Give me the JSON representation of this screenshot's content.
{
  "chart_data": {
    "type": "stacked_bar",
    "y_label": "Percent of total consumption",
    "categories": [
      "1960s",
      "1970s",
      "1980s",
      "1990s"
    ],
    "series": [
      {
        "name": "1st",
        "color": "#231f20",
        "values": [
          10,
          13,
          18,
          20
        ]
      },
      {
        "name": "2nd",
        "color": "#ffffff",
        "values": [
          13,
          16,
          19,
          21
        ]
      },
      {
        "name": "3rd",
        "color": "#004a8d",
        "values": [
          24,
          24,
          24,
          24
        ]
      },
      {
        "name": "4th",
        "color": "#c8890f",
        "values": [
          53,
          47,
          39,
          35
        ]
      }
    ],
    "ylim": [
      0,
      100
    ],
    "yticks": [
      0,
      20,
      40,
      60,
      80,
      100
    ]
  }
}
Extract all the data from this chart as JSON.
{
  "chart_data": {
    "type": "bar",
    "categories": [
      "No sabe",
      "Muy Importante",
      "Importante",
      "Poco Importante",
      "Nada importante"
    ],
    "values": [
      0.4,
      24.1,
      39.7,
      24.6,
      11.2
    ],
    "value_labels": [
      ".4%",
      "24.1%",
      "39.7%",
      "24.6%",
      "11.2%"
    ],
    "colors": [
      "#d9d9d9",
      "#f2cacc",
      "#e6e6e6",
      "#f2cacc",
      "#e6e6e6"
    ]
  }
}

TASK DETAILS –
Reproduce all of the entries word for word.

SOLUTION FOR THIS TASK –
Give me the JSON representation of this screenshot's content.
{
  "chart_data": {
    "type": "stacked_bar",
    "y_label": "Percent of total consumption",
    "categories": [
      "1960s",
      "1970s",
      "1980s",
      "1990s"
    ],
    "series": [
      {
        "name": "1st",
        "color": "#231f20",
        "values": [
          10,
          13,
          18,
          20
        ]
      },
      {
        "name": "2nd",
        "color": "#ffffff",
        "values": [
          13,
          16,
          19,
          21
        ]
      },
      {
        "name": "3rd",
        "color": "#004a8d",
        "values": [
          24,
          24,
          24,
          24
        ]
      },
      {
        "name": "4th",
        "color": "#c8890f",
        "values": [
          53,
          47,
          39,
          35
        ]
      }
    ],
    "ylim": [
      0,
      100
    ],
    "yticks": [
      0,
      20,
      40,
      60,
      80,
      100
    ]
  }
}
Extract all the data from this chart as JSON.
{
  "chart_data": {
    "type": "bar",
    "categories": [
      "No sabe",
      "Muy Importante",
      "Importante",
      "Poco Importante",
      "Nada importante"
    ],
    "values": [
      0.4,
      24.1,
      39.7,
      24.6,
      11.2
    ],
    "value_labels": [
      ".4%",
      "24.1%",
      "39.7%",
      "24.6%",
      "11.2%"
    ],
    "colors": [
      "#d9d9d9",
      "#f2cacc",
      "#e6e6e6",
      "#f2cacc",
      "#e6e6e6"
    ]
  }
}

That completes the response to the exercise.